** Recorded data **
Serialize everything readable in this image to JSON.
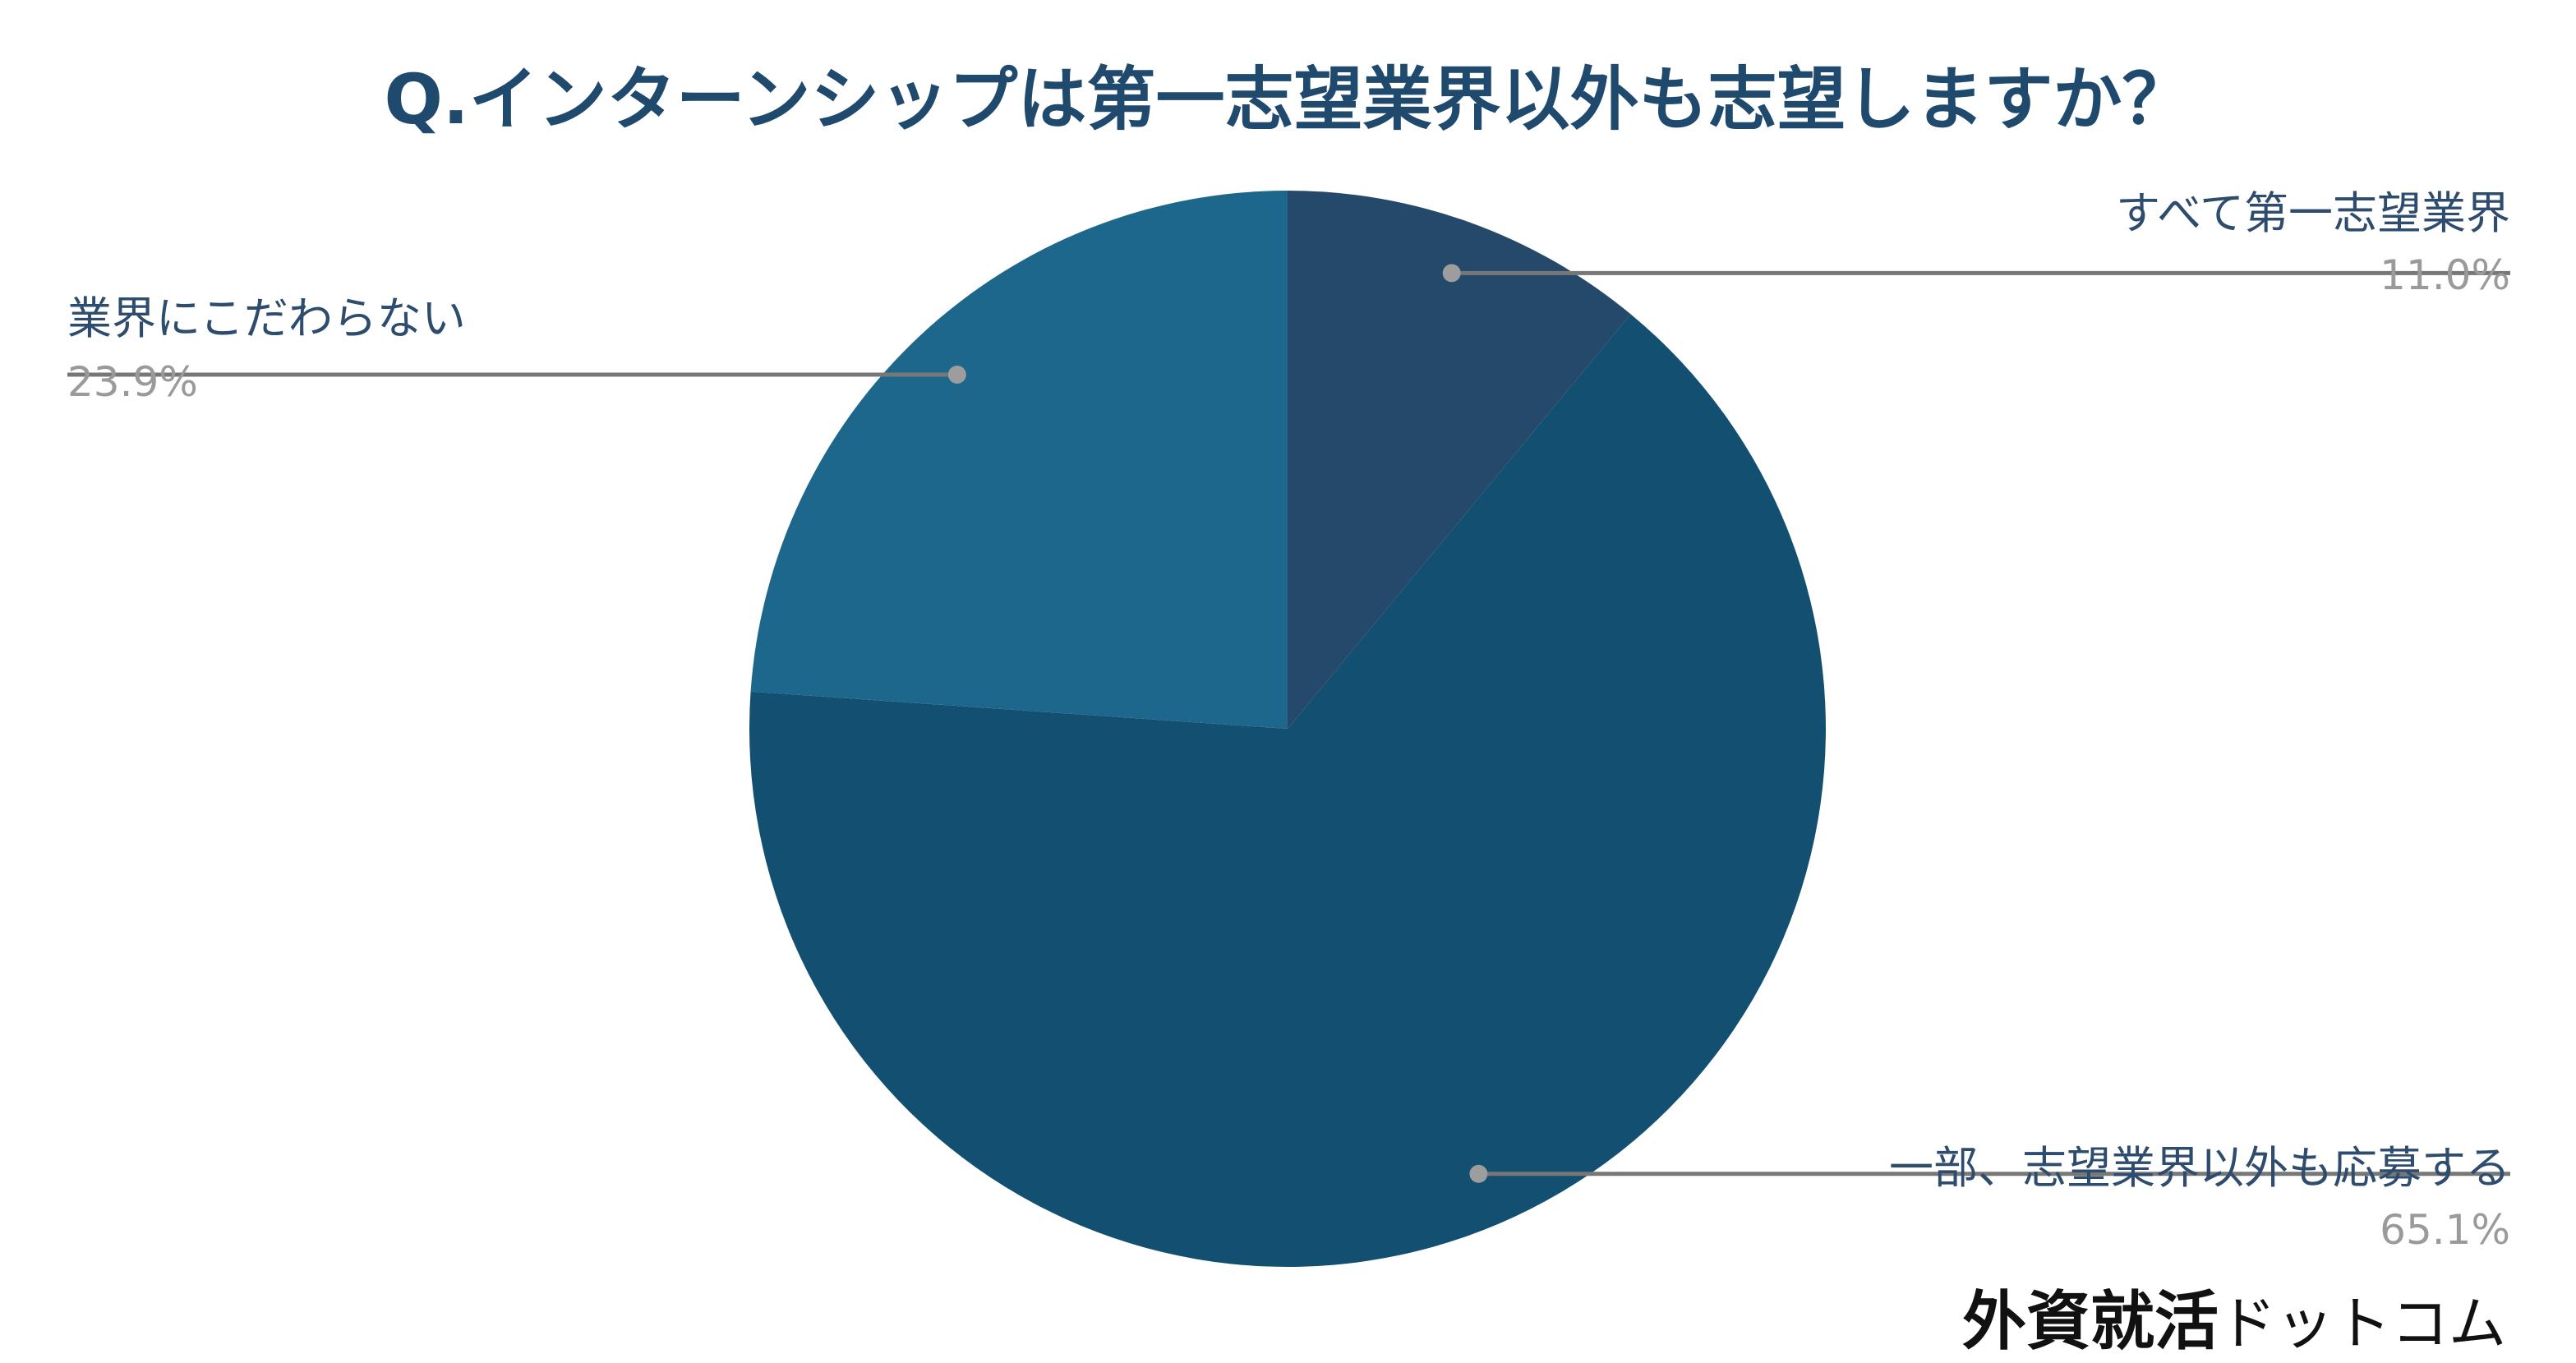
{
  "chart_data": {
    "type": "pie",
    "title": "Q.インターンシップは第一志望業界以外も志望しますか？",
    "slices": [
      {
        "label": "すべて第一志望業界",
        "value": 11.0,
        "display": "11.0%",
        "color": "#24496b"
      },
      {
        "label": "一部、志望業界以外も応募する",
        "value": 65.1,
        "display": "65.1%",
        "color": "#134f71"
      },
      {
        "label": "業界にこだわらない",
        "value": 23.9,
        "display": "23.9%",
        "color": "#1e678c"
      }
    ],
    "start_angle": "12 o'clock",
    "direction": "clockwise",
    "legend": "none",
    "label_style": "external leader lines"
  },
  "brand": {
    "kanji": "外資就活",
    "kana": "ドットコム"
  },
  "colors": {
    "title": "#1f4a6e",
    "label_text": "#2e4c6d",
    "value_text": "#9a9a9a",
    "leader_line": "#777777"
  }
}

** Stated problem **
Except for the pictures, give all the material above again verbatim.

** Task result **
Serialize everything readable in this image to JSON.
{
  "chart_data": {
    "type": "pie",
    "title": "Q.インターンシップは第一志望業界以外も志望しますか？",
    "slices": [
      {
        "label": "すべて第一志望業界",
        "value": 11.0,
        "display": "11.0%",
        "color": "#24496b"
      },
      {
        "label": "一部、志望業界以外も応募する",
        "value": 65.1,
        "display": "65.1%",
        "color": "#134f71"
      },
      {
        "label": "業界にこだわらない",
        "value": 23.9,
        "display": "23.9%",
        "color": "#1e678c"
      }
    ],
    "start_angle": "12 o'clock",
    "direction": "clockwise",
    "legend": "none",
    "label_style": "external leader lines"
  },
  "brand": {
    "kanji": "外資就活",
    "kana": "ドットコム"
  },
  "colors": {
    "title": "#1f4a6e",
    "label_text": "#2e4c6d",
    "value_text": "#9a9a9a",
    "leader_line": "#777777"
  }
}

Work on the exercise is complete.